— start TASK INPUTS —

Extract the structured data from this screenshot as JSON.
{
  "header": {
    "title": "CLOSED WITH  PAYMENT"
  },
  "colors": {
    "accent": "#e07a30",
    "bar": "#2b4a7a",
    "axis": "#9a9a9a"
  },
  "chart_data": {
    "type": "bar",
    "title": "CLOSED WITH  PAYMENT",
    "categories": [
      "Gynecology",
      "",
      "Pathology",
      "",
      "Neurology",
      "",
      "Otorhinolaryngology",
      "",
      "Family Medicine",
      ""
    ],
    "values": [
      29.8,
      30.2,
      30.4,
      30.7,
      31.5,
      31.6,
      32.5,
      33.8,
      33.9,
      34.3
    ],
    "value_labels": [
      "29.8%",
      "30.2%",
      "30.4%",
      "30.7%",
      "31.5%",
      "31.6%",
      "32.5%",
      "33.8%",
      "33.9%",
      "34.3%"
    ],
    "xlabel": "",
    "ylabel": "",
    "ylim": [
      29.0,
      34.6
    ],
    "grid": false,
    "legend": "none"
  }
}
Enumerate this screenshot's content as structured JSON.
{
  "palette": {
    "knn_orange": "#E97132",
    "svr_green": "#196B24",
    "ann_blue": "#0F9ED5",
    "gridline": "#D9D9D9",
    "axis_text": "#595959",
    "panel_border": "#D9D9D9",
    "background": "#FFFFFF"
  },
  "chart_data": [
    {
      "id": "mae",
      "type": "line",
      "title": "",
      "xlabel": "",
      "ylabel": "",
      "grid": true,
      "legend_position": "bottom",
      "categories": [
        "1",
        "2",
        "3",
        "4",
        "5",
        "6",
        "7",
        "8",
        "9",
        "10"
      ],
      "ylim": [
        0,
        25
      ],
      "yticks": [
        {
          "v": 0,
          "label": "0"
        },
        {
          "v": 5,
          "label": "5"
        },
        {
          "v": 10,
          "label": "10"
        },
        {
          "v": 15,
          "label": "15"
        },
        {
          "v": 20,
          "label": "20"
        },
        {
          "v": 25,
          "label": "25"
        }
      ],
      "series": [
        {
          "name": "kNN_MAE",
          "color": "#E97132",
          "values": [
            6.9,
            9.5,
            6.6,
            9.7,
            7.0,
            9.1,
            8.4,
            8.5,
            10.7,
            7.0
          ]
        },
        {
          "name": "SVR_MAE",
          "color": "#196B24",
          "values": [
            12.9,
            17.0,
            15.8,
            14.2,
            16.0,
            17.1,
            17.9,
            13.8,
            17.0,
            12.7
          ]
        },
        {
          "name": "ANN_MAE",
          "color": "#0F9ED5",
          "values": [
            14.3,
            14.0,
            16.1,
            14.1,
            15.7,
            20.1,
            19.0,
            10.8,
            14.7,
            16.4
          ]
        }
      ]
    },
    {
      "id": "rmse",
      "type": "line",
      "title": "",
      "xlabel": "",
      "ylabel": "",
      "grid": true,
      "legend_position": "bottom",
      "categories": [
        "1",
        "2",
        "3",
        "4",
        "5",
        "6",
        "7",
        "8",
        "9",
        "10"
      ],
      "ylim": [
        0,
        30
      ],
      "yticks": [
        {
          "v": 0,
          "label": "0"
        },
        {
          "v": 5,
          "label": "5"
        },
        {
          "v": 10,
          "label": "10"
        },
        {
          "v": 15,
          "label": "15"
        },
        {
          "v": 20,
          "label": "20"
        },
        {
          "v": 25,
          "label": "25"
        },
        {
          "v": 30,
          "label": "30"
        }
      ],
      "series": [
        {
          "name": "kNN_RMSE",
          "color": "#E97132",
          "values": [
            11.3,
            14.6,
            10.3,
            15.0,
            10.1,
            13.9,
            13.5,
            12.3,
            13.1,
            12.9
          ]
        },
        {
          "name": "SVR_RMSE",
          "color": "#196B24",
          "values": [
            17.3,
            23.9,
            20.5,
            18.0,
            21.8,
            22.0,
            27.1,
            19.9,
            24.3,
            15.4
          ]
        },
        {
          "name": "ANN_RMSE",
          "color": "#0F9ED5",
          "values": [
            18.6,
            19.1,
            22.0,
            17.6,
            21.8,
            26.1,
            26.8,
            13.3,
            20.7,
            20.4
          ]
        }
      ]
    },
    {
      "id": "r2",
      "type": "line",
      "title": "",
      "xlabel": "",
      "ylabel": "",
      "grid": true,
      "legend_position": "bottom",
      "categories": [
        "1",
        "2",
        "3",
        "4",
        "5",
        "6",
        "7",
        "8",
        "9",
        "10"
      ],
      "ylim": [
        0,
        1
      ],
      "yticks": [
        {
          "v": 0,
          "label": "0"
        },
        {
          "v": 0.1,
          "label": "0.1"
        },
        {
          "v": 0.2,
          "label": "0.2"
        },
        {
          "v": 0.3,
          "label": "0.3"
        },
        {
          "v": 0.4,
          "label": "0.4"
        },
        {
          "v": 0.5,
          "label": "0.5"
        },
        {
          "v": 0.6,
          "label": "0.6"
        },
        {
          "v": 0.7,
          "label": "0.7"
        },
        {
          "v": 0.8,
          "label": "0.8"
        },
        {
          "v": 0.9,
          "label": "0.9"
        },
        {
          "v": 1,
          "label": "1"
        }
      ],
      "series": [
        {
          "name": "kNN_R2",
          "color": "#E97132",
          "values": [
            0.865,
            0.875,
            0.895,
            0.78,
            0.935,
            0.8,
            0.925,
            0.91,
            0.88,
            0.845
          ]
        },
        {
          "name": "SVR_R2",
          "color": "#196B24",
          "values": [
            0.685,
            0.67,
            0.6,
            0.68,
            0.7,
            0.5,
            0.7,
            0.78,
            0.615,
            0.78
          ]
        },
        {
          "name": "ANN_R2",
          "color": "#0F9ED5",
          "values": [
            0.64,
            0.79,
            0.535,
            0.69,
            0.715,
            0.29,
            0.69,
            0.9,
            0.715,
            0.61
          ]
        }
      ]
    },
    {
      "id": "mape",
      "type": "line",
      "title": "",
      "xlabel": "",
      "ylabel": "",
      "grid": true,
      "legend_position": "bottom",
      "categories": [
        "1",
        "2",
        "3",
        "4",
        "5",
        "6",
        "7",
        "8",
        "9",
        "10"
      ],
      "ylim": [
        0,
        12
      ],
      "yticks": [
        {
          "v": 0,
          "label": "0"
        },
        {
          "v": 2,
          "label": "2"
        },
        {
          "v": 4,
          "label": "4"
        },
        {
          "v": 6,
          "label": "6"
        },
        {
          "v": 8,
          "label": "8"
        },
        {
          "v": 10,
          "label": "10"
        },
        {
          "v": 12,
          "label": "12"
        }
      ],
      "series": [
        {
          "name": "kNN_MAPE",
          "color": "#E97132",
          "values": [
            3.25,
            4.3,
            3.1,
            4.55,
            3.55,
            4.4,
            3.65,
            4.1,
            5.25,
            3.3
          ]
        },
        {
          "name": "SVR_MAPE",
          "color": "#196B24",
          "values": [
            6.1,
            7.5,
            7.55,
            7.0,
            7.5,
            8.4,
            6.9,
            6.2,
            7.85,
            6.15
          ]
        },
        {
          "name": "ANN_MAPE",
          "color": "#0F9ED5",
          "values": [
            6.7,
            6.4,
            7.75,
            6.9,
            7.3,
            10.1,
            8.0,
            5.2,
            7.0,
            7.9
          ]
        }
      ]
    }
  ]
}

— end TASK INPUTS —

→ PROBLEM:
Gather all lines from the listing above in which "PAYMENT" occurs.

→ ANSWER TO THIS TASK:
    "title": "CLOSED WITH  PAYMENT"
    "title": "CLOSED WITH  PAYMENT",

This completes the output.